Count every line of these entries that holds the word "dial", and reply with the number only.

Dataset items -
______

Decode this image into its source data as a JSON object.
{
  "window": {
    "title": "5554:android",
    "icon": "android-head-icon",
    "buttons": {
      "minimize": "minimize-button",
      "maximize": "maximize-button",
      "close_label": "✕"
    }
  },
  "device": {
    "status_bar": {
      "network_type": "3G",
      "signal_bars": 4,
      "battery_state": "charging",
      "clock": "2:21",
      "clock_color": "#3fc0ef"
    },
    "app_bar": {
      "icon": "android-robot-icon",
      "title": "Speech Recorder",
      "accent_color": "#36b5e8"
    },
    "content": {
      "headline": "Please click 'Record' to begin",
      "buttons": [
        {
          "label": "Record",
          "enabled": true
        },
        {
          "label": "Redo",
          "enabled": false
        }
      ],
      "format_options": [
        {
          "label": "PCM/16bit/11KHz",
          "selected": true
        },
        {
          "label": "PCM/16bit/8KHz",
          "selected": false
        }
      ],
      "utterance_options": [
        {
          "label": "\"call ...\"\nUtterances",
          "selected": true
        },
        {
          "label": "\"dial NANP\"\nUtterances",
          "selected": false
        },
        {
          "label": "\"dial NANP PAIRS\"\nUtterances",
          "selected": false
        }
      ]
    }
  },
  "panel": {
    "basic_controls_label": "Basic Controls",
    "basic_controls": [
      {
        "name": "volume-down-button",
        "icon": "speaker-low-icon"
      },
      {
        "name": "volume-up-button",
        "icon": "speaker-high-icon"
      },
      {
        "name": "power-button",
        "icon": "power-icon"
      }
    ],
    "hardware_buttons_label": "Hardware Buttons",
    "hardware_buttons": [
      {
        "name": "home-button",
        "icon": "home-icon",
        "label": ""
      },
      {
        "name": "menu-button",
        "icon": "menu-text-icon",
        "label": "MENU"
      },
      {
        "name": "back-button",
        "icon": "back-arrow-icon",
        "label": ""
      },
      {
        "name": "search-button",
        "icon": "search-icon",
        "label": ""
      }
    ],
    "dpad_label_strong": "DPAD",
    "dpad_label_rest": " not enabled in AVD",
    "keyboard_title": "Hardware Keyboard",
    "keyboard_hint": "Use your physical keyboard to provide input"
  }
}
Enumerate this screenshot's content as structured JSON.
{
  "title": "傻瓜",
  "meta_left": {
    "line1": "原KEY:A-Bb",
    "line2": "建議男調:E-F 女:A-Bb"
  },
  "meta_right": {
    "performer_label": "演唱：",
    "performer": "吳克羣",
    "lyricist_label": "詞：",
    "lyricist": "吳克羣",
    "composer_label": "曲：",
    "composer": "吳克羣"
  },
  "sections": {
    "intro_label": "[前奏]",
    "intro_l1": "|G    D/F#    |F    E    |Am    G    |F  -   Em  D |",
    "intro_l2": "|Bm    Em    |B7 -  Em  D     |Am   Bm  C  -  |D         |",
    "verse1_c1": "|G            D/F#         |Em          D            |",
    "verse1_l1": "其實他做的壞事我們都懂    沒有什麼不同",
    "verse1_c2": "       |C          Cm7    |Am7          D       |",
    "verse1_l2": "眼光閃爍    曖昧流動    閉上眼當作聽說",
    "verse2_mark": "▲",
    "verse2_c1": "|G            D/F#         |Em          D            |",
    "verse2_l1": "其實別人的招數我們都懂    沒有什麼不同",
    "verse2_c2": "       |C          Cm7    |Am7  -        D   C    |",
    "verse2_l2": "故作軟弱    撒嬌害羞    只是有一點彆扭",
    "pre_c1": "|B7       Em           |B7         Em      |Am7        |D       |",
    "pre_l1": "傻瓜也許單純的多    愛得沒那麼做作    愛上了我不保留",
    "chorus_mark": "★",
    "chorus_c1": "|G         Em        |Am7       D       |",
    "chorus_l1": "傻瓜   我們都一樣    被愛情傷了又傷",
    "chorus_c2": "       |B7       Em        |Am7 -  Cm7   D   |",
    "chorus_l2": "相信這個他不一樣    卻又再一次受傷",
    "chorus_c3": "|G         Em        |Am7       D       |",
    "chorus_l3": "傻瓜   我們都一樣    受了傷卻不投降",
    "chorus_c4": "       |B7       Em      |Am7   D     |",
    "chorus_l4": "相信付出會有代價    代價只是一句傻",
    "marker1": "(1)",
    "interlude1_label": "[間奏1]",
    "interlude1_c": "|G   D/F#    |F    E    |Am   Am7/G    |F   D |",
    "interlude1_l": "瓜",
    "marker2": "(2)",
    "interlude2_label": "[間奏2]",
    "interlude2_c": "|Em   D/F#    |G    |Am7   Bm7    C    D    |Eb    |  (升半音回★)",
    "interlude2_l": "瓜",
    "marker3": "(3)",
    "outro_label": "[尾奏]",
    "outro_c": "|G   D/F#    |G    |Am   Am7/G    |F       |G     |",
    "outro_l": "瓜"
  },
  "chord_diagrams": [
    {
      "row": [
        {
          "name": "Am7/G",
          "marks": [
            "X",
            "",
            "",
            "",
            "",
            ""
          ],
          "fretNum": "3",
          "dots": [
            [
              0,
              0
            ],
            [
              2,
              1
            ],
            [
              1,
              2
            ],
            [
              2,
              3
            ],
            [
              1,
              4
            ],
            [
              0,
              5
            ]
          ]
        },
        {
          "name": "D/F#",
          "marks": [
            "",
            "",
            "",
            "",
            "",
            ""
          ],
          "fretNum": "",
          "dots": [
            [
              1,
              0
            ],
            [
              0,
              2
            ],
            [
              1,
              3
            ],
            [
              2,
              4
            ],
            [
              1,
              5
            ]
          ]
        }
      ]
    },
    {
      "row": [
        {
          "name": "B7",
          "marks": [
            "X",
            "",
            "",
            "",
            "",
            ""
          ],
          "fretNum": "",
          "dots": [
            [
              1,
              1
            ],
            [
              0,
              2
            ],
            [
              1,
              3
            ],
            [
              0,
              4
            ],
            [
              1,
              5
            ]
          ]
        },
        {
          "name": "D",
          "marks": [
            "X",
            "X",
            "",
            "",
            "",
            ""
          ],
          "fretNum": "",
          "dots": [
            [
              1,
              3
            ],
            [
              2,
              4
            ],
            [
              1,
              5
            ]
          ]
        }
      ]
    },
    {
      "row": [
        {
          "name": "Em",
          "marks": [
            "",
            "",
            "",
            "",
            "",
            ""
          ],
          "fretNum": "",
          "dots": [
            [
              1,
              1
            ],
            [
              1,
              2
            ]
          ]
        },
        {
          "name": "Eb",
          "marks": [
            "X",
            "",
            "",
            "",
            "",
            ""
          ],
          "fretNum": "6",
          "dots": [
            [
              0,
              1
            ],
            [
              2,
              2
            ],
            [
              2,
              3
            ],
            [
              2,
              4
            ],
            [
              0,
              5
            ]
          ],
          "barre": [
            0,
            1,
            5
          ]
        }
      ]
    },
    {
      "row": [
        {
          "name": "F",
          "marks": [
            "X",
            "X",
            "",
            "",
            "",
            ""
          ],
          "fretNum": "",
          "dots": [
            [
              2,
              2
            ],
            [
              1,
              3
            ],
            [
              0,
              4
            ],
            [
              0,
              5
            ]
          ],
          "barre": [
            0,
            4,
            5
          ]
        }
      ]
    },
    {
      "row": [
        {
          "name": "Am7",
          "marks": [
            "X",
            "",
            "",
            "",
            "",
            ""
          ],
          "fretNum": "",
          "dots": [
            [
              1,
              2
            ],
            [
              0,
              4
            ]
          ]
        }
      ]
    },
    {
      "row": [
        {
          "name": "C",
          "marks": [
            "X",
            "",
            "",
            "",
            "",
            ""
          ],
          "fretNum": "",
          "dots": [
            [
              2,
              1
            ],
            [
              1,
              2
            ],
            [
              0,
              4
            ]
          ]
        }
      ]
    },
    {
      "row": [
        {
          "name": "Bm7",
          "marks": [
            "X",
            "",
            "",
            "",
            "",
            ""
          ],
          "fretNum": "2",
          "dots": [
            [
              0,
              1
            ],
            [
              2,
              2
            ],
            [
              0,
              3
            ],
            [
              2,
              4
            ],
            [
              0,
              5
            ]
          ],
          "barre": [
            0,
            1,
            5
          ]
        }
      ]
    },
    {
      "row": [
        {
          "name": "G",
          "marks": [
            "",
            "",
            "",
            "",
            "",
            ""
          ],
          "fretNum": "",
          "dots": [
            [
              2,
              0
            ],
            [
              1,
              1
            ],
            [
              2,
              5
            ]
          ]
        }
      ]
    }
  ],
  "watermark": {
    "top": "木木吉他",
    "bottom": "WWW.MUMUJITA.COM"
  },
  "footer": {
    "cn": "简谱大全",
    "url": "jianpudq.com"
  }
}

______

Exercise response -
2